» Directions
Please show every line from the entries that carries the word "Total".
*** Given records ***
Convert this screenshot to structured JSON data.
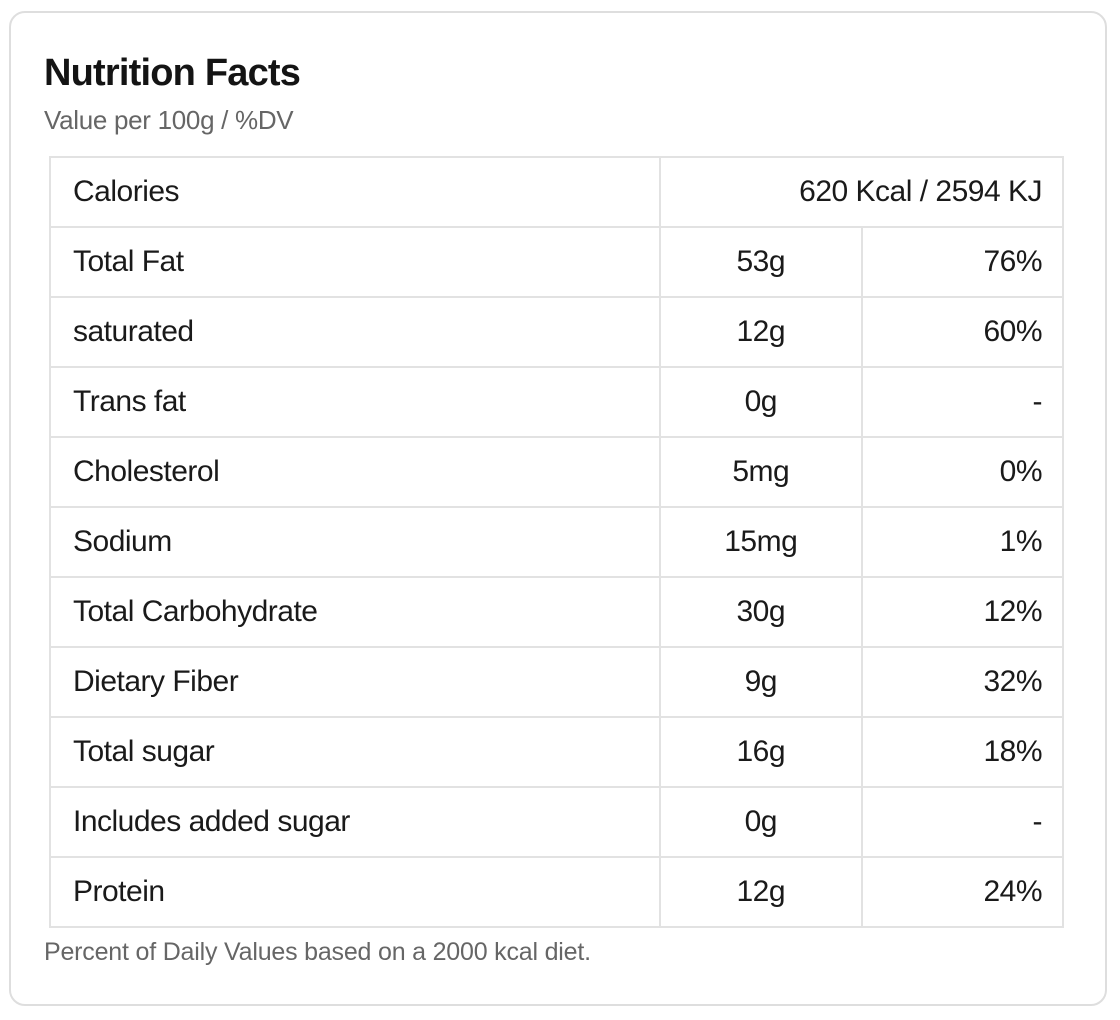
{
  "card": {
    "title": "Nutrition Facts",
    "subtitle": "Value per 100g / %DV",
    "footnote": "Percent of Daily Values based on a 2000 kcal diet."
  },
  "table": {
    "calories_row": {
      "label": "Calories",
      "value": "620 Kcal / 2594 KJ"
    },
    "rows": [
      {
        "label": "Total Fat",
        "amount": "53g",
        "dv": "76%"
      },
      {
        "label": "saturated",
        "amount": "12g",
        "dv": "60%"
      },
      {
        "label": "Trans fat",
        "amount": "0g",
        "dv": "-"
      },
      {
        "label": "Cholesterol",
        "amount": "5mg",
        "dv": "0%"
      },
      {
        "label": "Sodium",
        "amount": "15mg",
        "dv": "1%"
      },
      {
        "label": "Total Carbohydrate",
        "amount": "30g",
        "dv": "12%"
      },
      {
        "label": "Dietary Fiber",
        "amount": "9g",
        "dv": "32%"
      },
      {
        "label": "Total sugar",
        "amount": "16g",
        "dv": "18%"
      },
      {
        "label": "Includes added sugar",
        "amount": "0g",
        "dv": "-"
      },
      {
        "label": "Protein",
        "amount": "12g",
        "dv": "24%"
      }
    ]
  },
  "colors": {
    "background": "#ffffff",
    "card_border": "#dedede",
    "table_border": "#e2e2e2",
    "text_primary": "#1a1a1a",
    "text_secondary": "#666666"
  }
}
***
*** Given records ***
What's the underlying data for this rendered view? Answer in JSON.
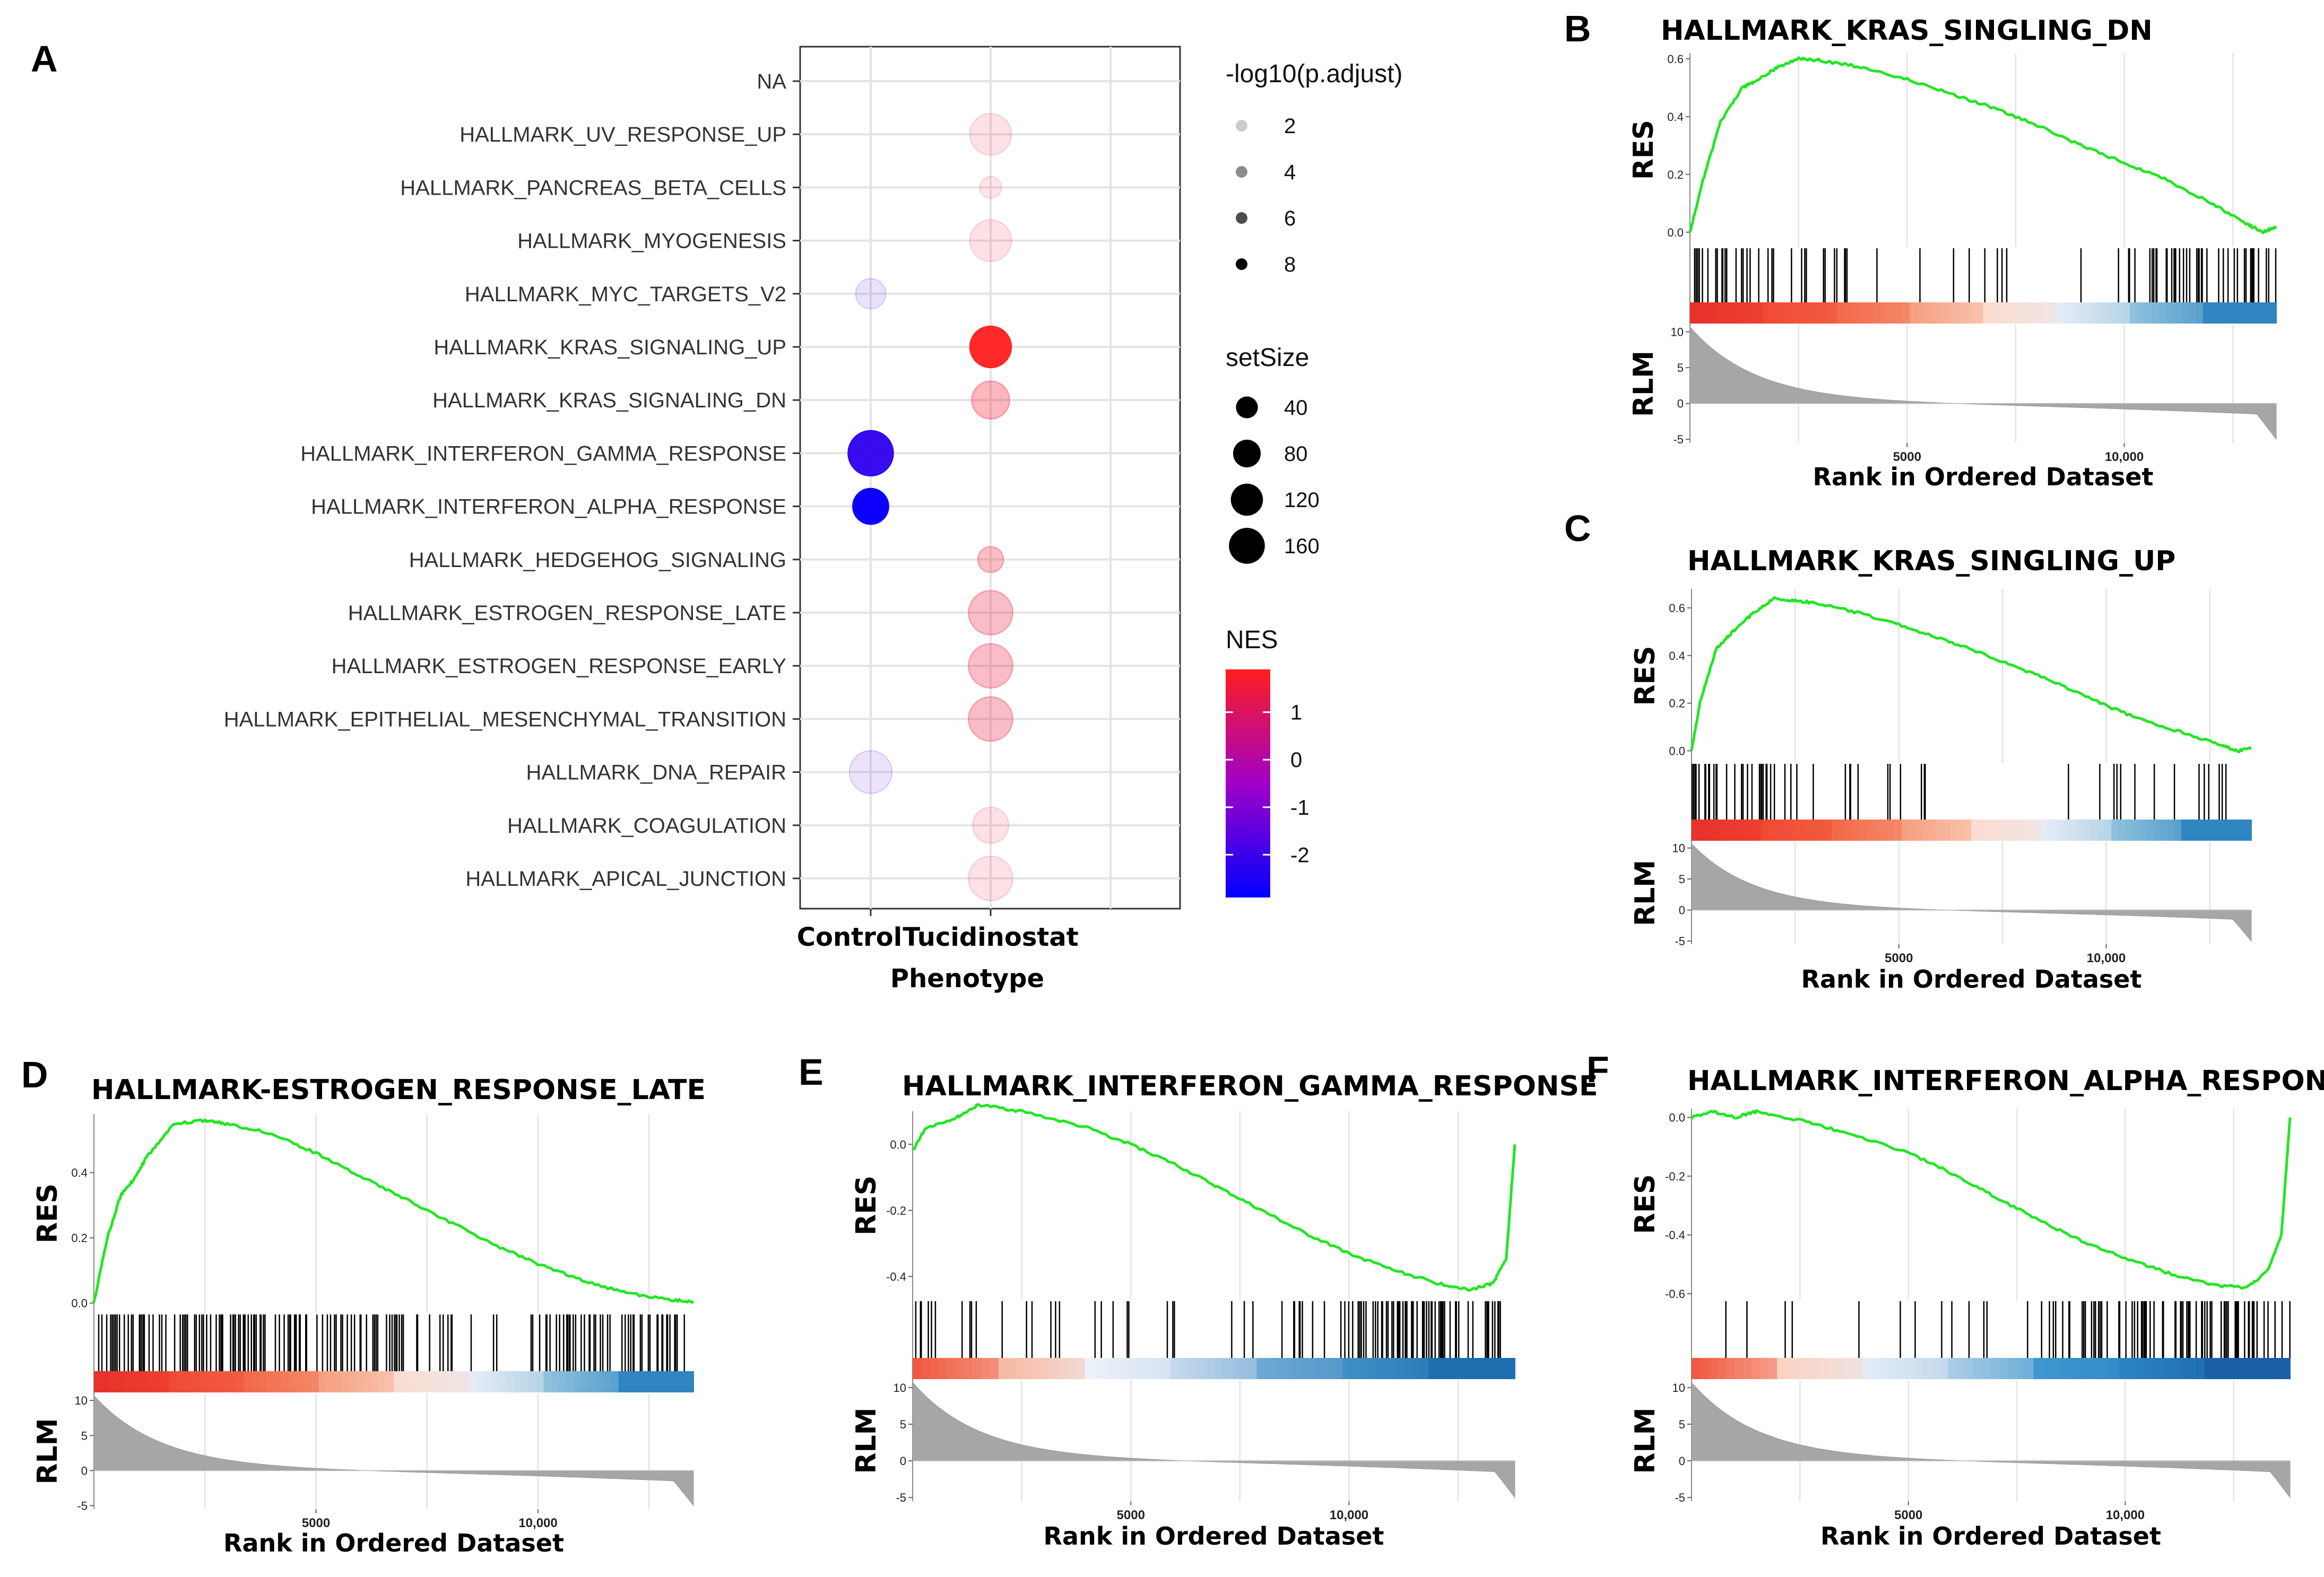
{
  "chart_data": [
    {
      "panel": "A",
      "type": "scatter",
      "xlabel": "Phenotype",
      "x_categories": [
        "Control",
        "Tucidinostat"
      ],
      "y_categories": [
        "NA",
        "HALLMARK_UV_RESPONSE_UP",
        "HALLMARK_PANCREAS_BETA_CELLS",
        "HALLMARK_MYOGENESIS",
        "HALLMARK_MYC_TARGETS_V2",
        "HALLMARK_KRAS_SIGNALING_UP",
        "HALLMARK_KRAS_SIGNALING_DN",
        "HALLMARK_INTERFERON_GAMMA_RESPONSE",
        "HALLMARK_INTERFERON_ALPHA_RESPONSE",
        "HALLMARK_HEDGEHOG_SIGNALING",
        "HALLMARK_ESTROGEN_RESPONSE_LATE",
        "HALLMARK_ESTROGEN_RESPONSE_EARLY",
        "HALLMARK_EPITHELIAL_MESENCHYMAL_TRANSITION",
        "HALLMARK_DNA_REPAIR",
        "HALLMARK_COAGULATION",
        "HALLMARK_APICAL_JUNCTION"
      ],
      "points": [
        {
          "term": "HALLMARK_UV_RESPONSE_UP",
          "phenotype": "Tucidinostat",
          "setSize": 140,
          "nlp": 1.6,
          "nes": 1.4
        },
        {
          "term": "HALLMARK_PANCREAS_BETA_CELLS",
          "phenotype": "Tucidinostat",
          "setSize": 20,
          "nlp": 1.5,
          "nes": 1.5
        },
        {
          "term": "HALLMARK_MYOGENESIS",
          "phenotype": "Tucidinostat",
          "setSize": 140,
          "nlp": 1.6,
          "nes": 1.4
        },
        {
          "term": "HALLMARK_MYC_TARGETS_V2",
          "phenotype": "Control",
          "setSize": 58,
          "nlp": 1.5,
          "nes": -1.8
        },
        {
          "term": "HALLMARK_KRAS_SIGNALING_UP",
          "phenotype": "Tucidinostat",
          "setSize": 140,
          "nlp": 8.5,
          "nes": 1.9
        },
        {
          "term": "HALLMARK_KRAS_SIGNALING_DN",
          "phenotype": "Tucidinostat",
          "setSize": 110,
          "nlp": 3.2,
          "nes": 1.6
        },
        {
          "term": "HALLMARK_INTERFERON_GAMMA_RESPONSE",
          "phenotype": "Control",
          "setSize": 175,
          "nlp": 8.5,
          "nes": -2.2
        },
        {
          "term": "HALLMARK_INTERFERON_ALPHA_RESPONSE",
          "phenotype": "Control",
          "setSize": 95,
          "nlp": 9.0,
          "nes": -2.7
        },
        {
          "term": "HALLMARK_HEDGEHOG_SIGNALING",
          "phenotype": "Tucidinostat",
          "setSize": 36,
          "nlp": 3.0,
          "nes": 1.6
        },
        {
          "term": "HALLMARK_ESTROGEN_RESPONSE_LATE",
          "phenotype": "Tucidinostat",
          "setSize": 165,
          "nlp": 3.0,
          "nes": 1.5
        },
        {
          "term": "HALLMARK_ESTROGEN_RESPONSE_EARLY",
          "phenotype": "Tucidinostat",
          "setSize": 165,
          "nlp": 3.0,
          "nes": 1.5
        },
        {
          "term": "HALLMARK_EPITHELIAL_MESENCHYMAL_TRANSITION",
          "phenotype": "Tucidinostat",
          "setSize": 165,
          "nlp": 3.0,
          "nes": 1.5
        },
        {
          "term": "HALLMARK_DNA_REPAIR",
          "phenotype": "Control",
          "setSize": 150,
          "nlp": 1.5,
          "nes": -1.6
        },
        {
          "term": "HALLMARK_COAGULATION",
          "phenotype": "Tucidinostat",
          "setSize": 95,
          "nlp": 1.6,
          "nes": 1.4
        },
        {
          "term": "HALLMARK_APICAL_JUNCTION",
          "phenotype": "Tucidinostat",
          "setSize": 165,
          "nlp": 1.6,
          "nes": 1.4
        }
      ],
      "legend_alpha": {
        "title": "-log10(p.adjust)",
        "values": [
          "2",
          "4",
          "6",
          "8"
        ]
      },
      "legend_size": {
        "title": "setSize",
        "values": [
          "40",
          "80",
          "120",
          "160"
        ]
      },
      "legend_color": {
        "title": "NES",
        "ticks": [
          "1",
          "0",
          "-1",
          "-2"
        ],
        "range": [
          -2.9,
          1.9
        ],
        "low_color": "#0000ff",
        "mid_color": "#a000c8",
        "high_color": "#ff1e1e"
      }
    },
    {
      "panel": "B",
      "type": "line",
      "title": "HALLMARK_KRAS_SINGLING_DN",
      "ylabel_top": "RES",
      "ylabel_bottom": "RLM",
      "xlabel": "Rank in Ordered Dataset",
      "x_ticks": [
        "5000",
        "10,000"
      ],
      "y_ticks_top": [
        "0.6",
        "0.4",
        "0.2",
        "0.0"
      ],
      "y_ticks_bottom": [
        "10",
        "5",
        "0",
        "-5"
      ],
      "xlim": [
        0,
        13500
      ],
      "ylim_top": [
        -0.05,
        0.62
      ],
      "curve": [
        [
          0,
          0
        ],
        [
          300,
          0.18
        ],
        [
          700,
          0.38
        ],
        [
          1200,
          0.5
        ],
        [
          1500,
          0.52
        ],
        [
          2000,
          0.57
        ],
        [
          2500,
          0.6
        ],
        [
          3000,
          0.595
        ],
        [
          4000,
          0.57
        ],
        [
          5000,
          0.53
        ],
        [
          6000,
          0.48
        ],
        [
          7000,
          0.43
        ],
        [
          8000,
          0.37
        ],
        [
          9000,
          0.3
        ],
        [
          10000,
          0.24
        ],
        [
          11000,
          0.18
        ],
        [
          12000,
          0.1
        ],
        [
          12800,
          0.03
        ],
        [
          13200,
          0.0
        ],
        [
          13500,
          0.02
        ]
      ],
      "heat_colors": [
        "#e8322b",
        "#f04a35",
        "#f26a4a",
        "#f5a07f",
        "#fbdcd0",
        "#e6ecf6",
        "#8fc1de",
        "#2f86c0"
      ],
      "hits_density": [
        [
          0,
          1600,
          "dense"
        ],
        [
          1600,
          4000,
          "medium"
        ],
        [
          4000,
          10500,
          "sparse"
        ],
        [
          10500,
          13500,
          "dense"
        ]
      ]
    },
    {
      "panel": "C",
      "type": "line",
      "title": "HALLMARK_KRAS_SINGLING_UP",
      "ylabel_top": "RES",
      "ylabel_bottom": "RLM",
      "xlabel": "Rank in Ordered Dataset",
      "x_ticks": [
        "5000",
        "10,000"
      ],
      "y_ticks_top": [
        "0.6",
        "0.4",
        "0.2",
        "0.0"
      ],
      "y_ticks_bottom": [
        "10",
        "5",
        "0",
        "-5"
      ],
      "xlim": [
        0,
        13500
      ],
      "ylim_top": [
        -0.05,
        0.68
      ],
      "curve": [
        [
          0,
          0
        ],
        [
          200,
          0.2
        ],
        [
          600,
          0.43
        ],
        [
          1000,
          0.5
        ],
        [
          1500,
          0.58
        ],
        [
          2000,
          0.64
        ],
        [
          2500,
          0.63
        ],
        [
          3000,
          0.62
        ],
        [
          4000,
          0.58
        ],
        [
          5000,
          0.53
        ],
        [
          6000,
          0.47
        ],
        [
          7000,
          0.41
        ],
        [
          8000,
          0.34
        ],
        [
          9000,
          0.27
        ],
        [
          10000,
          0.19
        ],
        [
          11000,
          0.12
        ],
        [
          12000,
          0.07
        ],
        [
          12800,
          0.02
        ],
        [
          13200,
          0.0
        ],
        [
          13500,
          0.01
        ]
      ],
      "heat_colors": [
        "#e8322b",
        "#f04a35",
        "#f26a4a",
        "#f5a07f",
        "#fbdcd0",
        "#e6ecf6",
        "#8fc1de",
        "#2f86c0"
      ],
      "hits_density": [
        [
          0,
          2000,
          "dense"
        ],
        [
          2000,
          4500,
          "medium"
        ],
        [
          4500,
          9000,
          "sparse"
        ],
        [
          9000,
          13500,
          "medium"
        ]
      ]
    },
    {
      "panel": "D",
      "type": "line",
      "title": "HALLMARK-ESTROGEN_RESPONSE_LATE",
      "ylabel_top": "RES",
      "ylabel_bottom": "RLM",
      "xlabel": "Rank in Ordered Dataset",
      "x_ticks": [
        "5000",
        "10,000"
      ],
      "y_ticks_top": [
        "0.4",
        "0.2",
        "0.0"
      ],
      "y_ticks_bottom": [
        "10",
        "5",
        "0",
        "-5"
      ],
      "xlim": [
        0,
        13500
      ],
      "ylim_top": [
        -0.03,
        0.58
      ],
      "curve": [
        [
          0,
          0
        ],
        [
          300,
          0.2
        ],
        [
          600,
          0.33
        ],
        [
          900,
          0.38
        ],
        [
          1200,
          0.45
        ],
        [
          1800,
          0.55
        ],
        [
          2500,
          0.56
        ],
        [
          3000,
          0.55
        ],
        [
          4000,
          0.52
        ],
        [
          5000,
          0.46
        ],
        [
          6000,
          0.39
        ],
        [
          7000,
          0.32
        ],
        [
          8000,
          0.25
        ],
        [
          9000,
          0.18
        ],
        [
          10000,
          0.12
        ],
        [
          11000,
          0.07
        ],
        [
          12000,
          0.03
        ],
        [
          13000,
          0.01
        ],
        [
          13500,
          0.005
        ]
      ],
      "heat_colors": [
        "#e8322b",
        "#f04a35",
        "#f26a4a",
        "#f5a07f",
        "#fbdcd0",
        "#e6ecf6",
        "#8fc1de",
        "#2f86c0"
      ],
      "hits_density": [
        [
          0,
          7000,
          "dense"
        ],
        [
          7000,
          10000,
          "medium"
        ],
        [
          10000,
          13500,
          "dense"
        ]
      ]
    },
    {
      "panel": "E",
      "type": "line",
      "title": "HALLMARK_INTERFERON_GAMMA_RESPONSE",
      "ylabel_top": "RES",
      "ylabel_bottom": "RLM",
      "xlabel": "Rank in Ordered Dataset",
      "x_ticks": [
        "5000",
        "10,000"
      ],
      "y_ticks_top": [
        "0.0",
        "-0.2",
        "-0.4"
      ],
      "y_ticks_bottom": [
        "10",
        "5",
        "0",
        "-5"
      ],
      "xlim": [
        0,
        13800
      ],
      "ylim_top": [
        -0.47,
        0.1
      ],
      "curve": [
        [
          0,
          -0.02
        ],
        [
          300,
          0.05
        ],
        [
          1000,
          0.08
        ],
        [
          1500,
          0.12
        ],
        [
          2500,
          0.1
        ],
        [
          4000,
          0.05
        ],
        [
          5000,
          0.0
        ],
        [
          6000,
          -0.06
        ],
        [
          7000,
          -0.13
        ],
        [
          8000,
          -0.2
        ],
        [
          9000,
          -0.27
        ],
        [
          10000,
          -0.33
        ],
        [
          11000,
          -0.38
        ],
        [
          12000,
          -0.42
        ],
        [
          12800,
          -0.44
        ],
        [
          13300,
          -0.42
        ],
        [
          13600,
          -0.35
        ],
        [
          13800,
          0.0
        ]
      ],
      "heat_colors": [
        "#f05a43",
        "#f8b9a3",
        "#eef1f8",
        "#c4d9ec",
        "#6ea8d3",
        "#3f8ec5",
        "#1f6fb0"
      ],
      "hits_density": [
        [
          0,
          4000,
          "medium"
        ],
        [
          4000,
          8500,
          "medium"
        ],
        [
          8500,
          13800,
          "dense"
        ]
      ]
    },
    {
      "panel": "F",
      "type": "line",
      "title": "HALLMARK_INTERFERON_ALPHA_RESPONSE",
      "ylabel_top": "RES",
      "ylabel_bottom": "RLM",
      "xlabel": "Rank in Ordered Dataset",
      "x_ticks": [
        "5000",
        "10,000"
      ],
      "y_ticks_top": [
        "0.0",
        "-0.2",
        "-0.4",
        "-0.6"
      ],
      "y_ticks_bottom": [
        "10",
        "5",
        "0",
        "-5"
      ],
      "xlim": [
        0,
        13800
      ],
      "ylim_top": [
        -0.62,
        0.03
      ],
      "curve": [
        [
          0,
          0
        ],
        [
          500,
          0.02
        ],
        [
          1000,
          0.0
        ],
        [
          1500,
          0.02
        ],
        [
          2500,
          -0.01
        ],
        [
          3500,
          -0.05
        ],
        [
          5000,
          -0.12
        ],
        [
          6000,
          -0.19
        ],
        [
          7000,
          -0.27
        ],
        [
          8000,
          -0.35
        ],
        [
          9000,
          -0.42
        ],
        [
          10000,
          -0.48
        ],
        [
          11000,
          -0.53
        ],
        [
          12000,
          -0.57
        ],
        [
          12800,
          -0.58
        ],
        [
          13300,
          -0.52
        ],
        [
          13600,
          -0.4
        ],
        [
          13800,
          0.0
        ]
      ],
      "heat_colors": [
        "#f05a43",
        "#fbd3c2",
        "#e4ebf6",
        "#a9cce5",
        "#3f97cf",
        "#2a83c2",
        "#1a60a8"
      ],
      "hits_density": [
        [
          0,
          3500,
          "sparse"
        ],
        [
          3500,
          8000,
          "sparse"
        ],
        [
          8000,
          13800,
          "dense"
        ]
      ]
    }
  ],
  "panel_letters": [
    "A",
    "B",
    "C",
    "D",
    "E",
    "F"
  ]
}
***
» Your response
        "label": "Total Fat",
        "label": "Total Carbohydrate",
        "label": "Total sugar",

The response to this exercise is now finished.